▸ **Listing**:
━━━━━━━━━━━━━━━━━━━━
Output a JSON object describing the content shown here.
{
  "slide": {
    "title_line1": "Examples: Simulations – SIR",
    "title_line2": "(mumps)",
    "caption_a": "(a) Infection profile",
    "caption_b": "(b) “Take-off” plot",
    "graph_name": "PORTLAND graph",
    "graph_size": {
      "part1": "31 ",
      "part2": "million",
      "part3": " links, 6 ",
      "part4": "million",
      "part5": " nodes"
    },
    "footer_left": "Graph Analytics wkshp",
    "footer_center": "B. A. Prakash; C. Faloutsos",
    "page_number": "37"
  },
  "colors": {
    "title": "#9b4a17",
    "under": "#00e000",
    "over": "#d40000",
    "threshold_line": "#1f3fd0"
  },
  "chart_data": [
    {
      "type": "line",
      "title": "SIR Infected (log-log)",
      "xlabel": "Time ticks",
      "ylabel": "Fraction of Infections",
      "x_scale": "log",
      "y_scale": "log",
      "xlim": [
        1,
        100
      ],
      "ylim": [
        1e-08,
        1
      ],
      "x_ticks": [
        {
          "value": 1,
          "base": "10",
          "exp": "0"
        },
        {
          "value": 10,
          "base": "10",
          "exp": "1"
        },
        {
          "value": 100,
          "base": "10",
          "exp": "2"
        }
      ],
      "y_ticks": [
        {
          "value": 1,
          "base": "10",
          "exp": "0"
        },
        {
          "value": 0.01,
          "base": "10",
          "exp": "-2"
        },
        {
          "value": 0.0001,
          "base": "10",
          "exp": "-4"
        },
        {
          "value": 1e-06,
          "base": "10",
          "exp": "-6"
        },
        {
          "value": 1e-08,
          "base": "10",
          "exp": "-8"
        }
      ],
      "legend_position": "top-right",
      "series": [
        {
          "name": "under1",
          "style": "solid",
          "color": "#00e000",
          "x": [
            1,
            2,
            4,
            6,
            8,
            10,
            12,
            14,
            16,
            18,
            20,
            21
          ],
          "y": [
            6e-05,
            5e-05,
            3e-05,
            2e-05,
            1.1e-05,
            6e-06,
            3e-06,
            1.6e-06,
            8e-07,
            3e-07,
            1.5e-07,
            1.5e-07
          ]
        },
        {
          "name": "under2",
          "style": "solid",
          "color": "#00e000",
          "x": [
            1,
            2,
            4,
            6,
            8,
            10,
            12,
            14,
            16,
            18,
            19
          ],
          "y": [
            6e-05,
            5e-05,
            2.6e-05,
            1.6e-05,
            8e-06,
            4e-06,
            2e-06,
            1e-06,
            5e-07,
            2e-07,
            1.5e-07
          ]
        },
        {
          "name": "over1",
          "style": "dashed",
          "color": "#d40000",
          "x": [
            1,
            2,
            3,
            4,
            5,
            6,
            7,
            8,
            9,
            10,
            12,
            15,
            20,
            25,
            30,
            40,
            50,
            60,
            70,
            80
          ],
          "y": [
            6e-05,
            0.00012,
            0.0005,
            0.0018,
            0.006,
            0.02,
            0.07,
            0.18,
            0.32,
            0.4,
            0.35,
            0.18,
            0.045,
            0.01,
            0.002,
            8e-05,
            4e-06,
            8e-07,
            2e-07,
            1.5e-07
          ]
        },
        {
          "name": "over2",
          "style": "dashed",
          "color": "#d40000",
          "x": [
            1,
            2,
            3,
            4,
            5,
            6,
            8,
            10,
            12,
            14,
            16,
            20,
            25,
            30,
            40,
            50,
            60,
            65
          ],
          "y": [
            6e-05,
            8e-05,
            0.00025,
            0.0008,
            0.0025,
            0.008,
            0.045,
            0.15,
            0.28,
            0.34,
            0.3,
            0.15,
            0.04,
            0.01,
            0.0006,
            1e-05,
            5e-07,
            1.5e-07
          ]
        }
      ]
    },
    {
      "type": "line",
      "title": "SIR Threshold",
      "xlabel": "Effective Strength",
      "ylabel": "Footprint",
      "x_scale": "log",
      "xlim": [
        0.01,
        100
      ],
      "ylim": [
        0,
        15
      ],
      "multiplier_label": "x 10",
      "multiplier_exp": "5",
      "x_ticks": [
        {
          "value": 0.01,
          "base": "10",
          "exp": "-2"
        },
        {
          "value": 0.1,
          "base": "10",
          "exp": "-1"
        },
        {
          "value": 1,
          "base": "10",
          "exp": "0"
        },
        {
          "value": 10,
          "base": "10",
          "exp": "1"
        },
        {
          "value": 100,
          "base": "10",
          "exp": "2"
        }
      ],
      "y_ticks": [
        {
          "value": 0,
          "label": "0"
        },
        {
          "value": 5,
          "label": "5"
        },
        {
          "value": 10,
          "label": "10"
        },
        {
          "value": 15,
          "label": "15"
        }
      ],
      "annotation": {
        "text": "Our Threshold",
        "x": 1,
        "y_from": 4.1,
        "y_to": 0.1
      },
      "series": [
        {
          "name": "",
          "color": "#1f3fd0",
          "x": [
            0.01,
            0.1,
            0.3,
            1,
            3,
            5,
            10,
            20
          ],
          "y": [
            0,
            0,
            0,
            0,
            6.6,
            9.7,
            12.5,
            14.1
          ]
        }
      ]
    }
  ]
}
━━━━━━━━━━━━━━━━━━━━
▸ **The exercise**:
Above are the records; copy every line in them that holds the word "xlabel".

▸ **Answer**:
      "xlabel": "Time ticks",
      "xlabel": "Effective Strength",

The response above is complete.